> [Instructions to follow]:
All of the lines below are to be transcribed faithfully, with pictures excluded from the copy.

[Records that describe figures]
···

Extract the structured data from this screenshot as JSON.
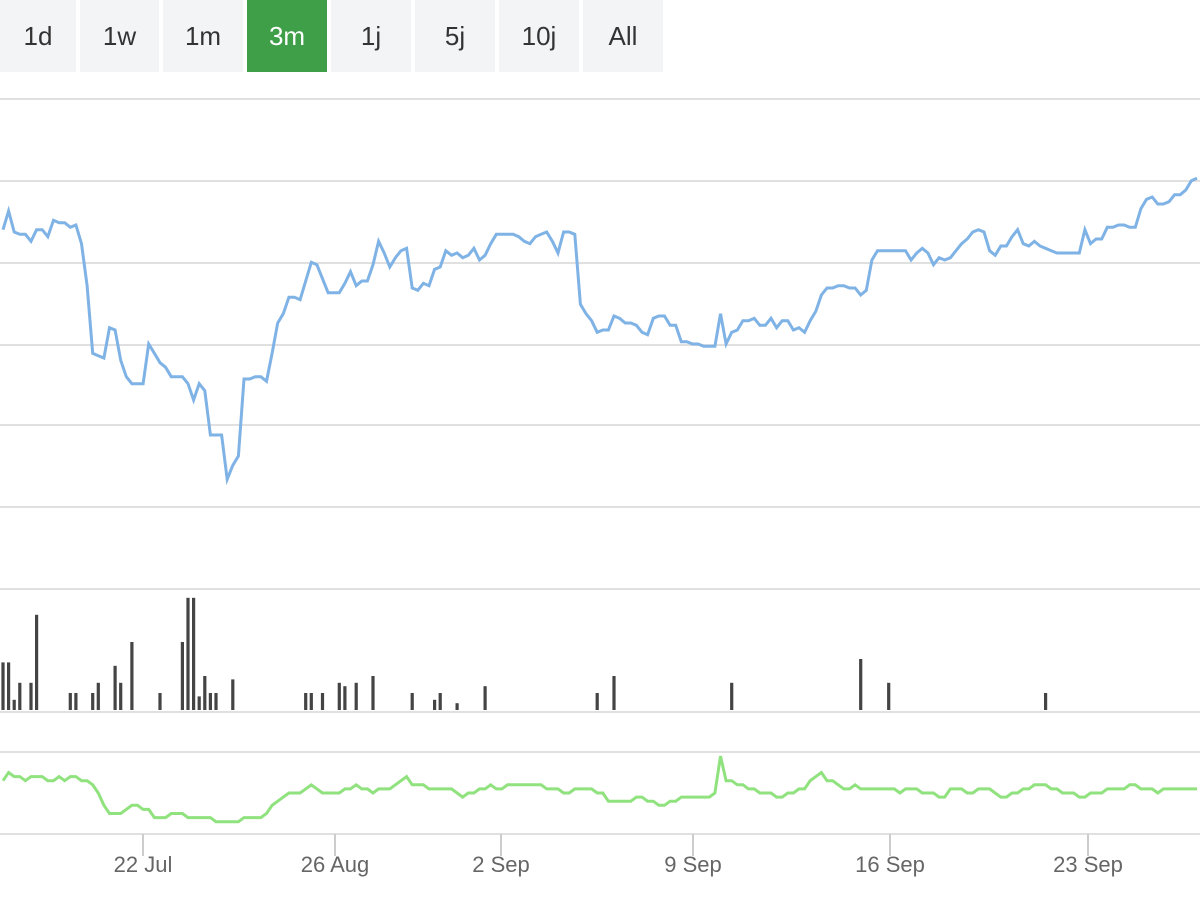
{
  "range_selector": {
    "buttons": [
      "1d",
      "1w",
      "1m",
      "3m",
      "1j",
      "5j",
      "10j",
      "All"
    ],
    "active": "3m"
  },
  "colors": {
    "price_line": "#7fb2e5",
    "volume_bars": "#444444",
    "indicator_line": "#90e27e",
    "active_button": "#3f9f49",
    "gridline": "#e0e0e0"
  },
  "chart_data": {
    "type": "line",
    "x_tick_labels": [
      "22 Jul",
      "26 Aug",
      "2 Sep",
      "9 Sep",
      "16 Sep",
      "23 Sep"
    ],
    "y_tick_labels": [],
    "grid": true,
    "legend": "none",
    "series": [
      {
        "role": "price",
        "values": [
          121,
          129,
          120,
          119,
          119,
          116,
          121,
          121,
          118,
          125,
          124,
          124,
          122,
          123,
          115,
          97,
          68,
          67,
          66,
          79,
          78,
          65,
          58,
          55,
          55,
          55,
          72,
          68,
          64,
          62,
          58,
          58,
          58,
          55,
          48,
          55,
          52,
          33,
          33,
          33,
          14,
          20,
          24,
          57,
          57,
          58,
          58,
          56,
          68,
          81,
          85,
          92,
          92,
          91,
          99,
          107,
          106,
          100,
          94,
          94,
          94,
          98,
          103,
          97,
          99,
          99,
          106,
          116,
          111,
          105,
          109,
          112,
          113,
          96,
          95,
          98,
          97,
          104,
          105,
          112,
          110,
          111,
          109,
          110,
          113,
          108,
          110,
          115,
          119,
          119,
          119,
          119,
          118,
          116,
          115,
          118,
          119,
          120,
          116,
          111,
          120,
          120,
          119,
          89,
          85,
          82,
          77,
          78,
          78,
          84,
          83,
          81,
          81,
          80,
          77,
          76,
          83,
          84,
          84,
          80,
          80,
          73,
          73,
          72,
          72,
          71,
          71,
          71,
          85,
          72,
          77,
          78,
          82,
          82,
          83,
          80,
          80,
          83,
          79,
          82,
          82,
          78,
          79,
          77,
          82,
          86,
          93,
          96,
          96,
          97,
          97,
          96,
          96,
          93,
          95,
          108,
          112,
          112,
          112,
          112,
          112,
          112,
          108,
          111,
          113,
          111,
          106,
          109,
          108,
          109,
          112,
          115,
          117,
          120,
          121,
          120,
          112,
          110,
          114,
          114,
          118,
          121,
          115,
          114,
          116,
          114,
          113,
          112,
          111,
          111,
          111,
          111,
          111,
          121,
          115,
          117,
          117,
          122,
          122,
          123,
          123,
          122,
          122,
          130,
          134,
          135,
          132,
          132,
          133,
          136,
          136,
          138,
          142,
          143
        ]
      },
      {
        "role": "volume",
        "values": [
          14,
          14,
          3,
          8,
          0,
          8,
          28,
          0,
          0,
          0,
          0,
          0,
          5,
          5,
          0,
          0,
          5,
          8,
          0,
          0,
          13,
          8,
          0,
          20,
          0,
          0,
          0,
          0,
          5,
          0,
          0,
          0,
          20,
          33,
          33,
          4,
          10,
          5,
          5,
          0,
          0,
          9,
          0,
          0,
          0,
          0,
          0,
          0,
          0,
          0,
          0,
          0,
          0,
          0,
          5,
          5,
          0,
          5,
          0,
          0,
          8,
          7,
          0,
          8,
          0,
          0,
          10,
          0,
          0,
          0,
          0,
          0,
          0,
          5,
          0,
          0,
          0,
          3,
          5,
          0,
          0,
          2,
          0,
          0,
          0,
          0,
          7,
          0,
          0,
          0,
          0,
          0,
          0,
          0,
          0,
          0,
          0,
          0,
          0,
          0,
          0,
          0,
          0,
          0,
          0,
          0,
          5,
          0,
          0,
          10,
          0,
          0,
          0,
          0,
          0,
          0,
          0,
          0,
          0,
          0,
          0,
          0,
          0,
          0,
          0,
          0,
          0,
          0,
          0,
          0,
          8,
          0,
          0,
          0,
          0,
          0,
          0,
          0,
          0,
          0,
          0,
          0,
          0,
          0,
          0,
          0,
          0,
          0,
          0,
          0,
          0,
          0,
          0,
          15,
          0,
          0,
          0,
          0,
          8,
          0,
          0,
          0,
          0,
          0,
          0,
          0,
          0,
          0,
          0,
          0,
          0,
          0,
          0,
          0,
          0,
          0,
          0,
          0,
          0,
          0,
          0,
          0,
          0,
          0,
          0,
          0,
          5,
          0,
          0,
          0,
          0,
          0,
          0,
          0,
          0,
          0,
          0,
          0,
          0,
          0,
          0,
          0,
          0,
          0,
          0,
          0,
          0,
          0,
          0,
          0,
          0,
          0,
          0,
          0,
          0,
          0,
          0,
          0,
          0,
          0,
          0,
          0
        ]
      },
      {
        "role": "indicator",
        "values": [
          53,
          55,
          54,
          54,
          53,
          54,
          54,
          54,
          53,
          53,
          54,
          53,
          54,
          54,
          53,
          53,
          52,
          50,
          47,
          45,
          45,
          45,
          46,
          47,
          47,
          46,
          46,
          44,
          44,
          44,
          45,
          45,
          45,
          44,
          44,
          44,
          44,
          44,
          43,
          43,
          43,
          43,
          43,
          44,
          44,
          44,
          44,
          45,
          47,
          48,
          49,
          50,
          50,
          50,
          51,
          52,
          51,
          50,
          50,
          50,
          50,
          51,
          51,
          52,
          51,
          51,
          50,
          51,
          51,
          51,
          52,
          53,
          54,
          52,
          52,
          52,
          51,
          51,
          51,
          51,
          51,
          50,
          49,
          50,
          50,
          51,
          51,
          52,
          51,
          51,
          52,
          52,
          52,
          52,
          52,
          52,
          52,
          51,
          51,
          51,
          50,
          50,
          51,
          51,
          51,
          51,
          50,
          50,
          48,
          48,
          48,
          48,
          48,
          49,
          49,
          48,
          48,
          47,
          47,
          48,
          48,
          49,
          49,
          49,
          49,
          49,
          49,
          50,
          59,
          53,
          53,
          52,
          52,
          51,
          51,
          50,
          50,
          50,
          49,
          49,
          50,
          50,
          51,
          51,
          53,
          54,
          55,
          53,
          53,
          52,
          51,
          51,
          52,
          51,
          51,
          51,
          51,
          51,
          51,
          51,
          50,
          51,
          51,
          51,
          50,
          50,
          50,
          49,
          49,
          51,
          51,
          51,
          50,
          50,
          51,
          51,
          51,
          50,
          49,
          49,
          50,
          50,
          51,
          51,
          52,
          52,
          52,
          51,
          51,
          50,
          50,
          50,
          49,
          49,
          50,
          50,
          50,
          51,
          51,
          51,
          51,
          52,
          52,
          51,
          51,
          51,
          50,
          51,
          51,
          51,
          51,
          51,
          51,
          51
        ]
      }
    ]
  }
}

···

> [Written response]:
Extract the structured data from this screenshot as JSON.
{
  "range_selector": {
    "buttons": [
      "1d",
      "1w",
      "1m",
      "3m",
      "1j",
      "5j",
      "10j",
      "All"
    ],
    "active": "3m"
  },
  "colors": {
    "price_line": "#7fb2e5",
    "volume_bars": "#444444",
    "indicator_line": "#90e27e",
    "active_button": "#3f9f49",
    "gridline": "#e0e0e0"
  },
  "chart_data": {
    "type": "line",
    "x_tick_labels": [
      "22 Jul",
      "26 Aug",
      "2 Sep",
      "9 Sep",
      "16 Sep",
      "23 Sep"
    ],
    "y_tick_labels": [],
    "grid": true,
    "legend": "none",
    "series": [
      {
        "role": "price",
        "values": [
          121,
          129,
          120,
          119,
          119,
          116,
          121,
          121,
          118,
          125,
          124,
          124,
          122,
          123,
          115,
          97,
          68,
          67,
          66,
          79,
          78,
          65,
          58,
          55,
          55,
          55,
          72,
          68,
          64,
          62,
          58,
          58,
          58,
          55,
          48,
          55,
          52,
          33,
          33,
          33,
          14,
          20,
          24,
          57,
          57,
          58,
          58,
          56,
          68,
          81,
          85,
          92,
          92,
          91,
          99,
          107,
          106,
          100,
          94,
          94,
          94,
          98,
          103,
          97,
          99,
          99,
          106,
          116,
          111,
          105,
          109,
          112,
          113,
          96,
          95,
          98,
          97,
          104,
          105,
          112,
          110,
          111,
          109,
          110,
          113,
          108,
          110,
          115,
          119,
          119,
          119,
          119,
          118,
          116,
          115,
          118,
          119,
          120,
          116,
          111,
          120,
          120,
          119,
          89,
          85,
          82,
          77,
          78,
          78,
          84,
          83,
          81,
          81,
          80,
          77,
          76,
          83,
          84,
          84,
          80,
          80,
          73,
          73,
          72,
          72,
          71,
          71,
          71,
          85,
          72,
          77,
          78,
          82,
          82,
          83,
          80,
          80,
          83,
          79,
          82,
          82,
          78,
          79,
          77,
          82,
          86,
          93,
          96,
          96,
          97,
          97,
          96,
          96,
          93,
          95,
          108,
          112,
          112,
          112,
          112,
          112,
          112,
          108,
          111,
          113,
          111,
          106,
          109,
          108,
          109,
          112,
          115,
          117,
          120,
          121,
          120,
          112,
          110,
          114,
          114,
          118,
          121,
          115,
          114,
          116,
          114,
          113,
          112,
          111,
          111,
          111,
          111,
          111,
          121,
          115,
          117,
          117,
          122,
          122,
          123,
          123,
          122,
          122,
          130,
          134,
          135,
          132,
          132,
          133,
          136,
          136,
          138,
          142,
          143
        ]
      },
      {
        "role": "volume",
        "values": [
          14,
          14,
          3,
          8,
          0,
          8,
          28,
          0,
          0,
          0,
          0,
          0,
          5,
          5,
          0,
          0,
          5,
          8,
          0,
          0,
          13,
          8,
          0,
          20,
          0,
          0,
          0,
          0,
          5,
          0,
          0,
          0,
          20,
          33,
          33,
          4,
          10,
          5,
          5,
          0,
          0,
          9,
          0,
          0,
          0,
          0,
          0,
          0,
          0,
          0,
          0,
          0,
          0,
          0,
          5,
          5,
          0,
          5,
          0,
          0,
          8,
          7,
          0,
          8,
          0,
          0,
          10,
          0,
          0,
          0,
          0,
          0,
          0,
          5,
          0,
          0,
          0,
          3,
          5,
          0,
          0,
          2,
          0,
          0,
          0,
          0,
          7,
          0,
          0,
          0,
          0,
          0,
          0,
          0,
          0,
          0,
          0,
          0,
          0,
          0,
          0,
          0,
          0,
          0,
          0,
          0,
          5,
          0,
          0,
          10,
          0,
          0,
          0,
          0,
          0,
          0,
          0,
          0,
          0,
          0,
          0,
          0,
          0,
          0,
          0,
          0,
          0,
          0,
          0,
          0,
          8,
          0,
          0,
          0,
          0,
          0,
          0,
          0,
          0,
          0,
          0,
          0,
          0,
          0,
          0,
          0,
          0,
          0,
          0,
          0,
          0,
          0,
          0,
          15,
          0,
          0,
          0,
          0,
          8,
          0,
          0,
          0,
          0,
          0,
          0,
          0,
          0,
          0,
          0,
          0,
          0,
          0,
          0,
          0,
          0,
          0,
          0,
          0,
          0,
          0,
          0,
          0,
          0,
          0,
          0,
          0,
          5,
          0,
          0,
          0,
          0,
          0,
          0,
          0,
          0,
          0,
          0,
          0,
          0,
          0,
          0,
          0,
          0,
          0,
          0,
          0,
          0,
          0,
          0,
          0,
          0,
          0,
          0,
          0,
          0,
          0,
          0,
          0,
          0,
          0,
          0,
          0
        ]
      },
      {
        "role": "indicator",
        "values": [
          53,
          55,
          54,
          54,
          53,
          54,
          54,
          54,
          53,
          53,
          54,
          53,
          54,
          54,
          53,
          53,
          52,
          50,
          47,
          45,
          45,
          45,
          46,
          47,
          47,
          46,
          46,
          44,
          44,
          44,
          45,
          45,
          45,
          44,
          44,
          44,
          44,
          44,
          43,
          43,
          43,
          43,
          43,
          44,
          44,
          44,
          44,
          45,
          47,
          48,
          49,
          50,
          50,
          50,
          51,
          52,
          51,
          50,
          50,
          50,
          50,
          51,
          51,
          52,
          51,
          51,
          50,
          51,
          51,
          51,
          52,
          53,
          54,
          52,
          52,
          52,
          51,
          51,
          51,
          51,
          51,
          50,
          49,
          50,
          50,
          51,
          51,
          52,
          51,
          51,
          52,
          52,
          52,
          52,
          52,
          52,
          52,
          51,
          51,
          51,
          50,
          50,
          51,
          51,
          51,
          51,
          50,
          50,
          48,
          48,
          48,
          48,
          48,
          49,
          49,
          48,
          48,
          47,
          47,
          48,
          48,
          49,
          49,
          49,
          49,
          49,
          49,
          50,
          59,
          53,
          53,
          52,
          52,
          51,
          51,
          50,
          50,
          50,
          49,
          49,
          50,
          50,
          51,
          51,
          53,
          54,
          55,
          53,
          53,
          52,
          51,
          51,
          52,
          51,
          51,
          51,
          51,
          51,
          51,
          51,
          50,
          51,
          51,
          51,
          50,
          50,
          50,
          49,
          49,
          51,
          51,
          51,
          50,
          50,
          51,
          51,
          51,
          50,
          49,
          49,
          50,
          50,
          51,
          51,
          52,
          52,
          52,
          51,
          51,
          50,
          50,
          50,
          49,
          49,
          50,
          50,
          50,
          51,
          51,
          51,
          51,
          52,
          52,
          51,
          51,
          51,
          50,
          51,
          51,
          51,
          51,
          51,
          51,
          51
        ]
      }
    ]
  }
}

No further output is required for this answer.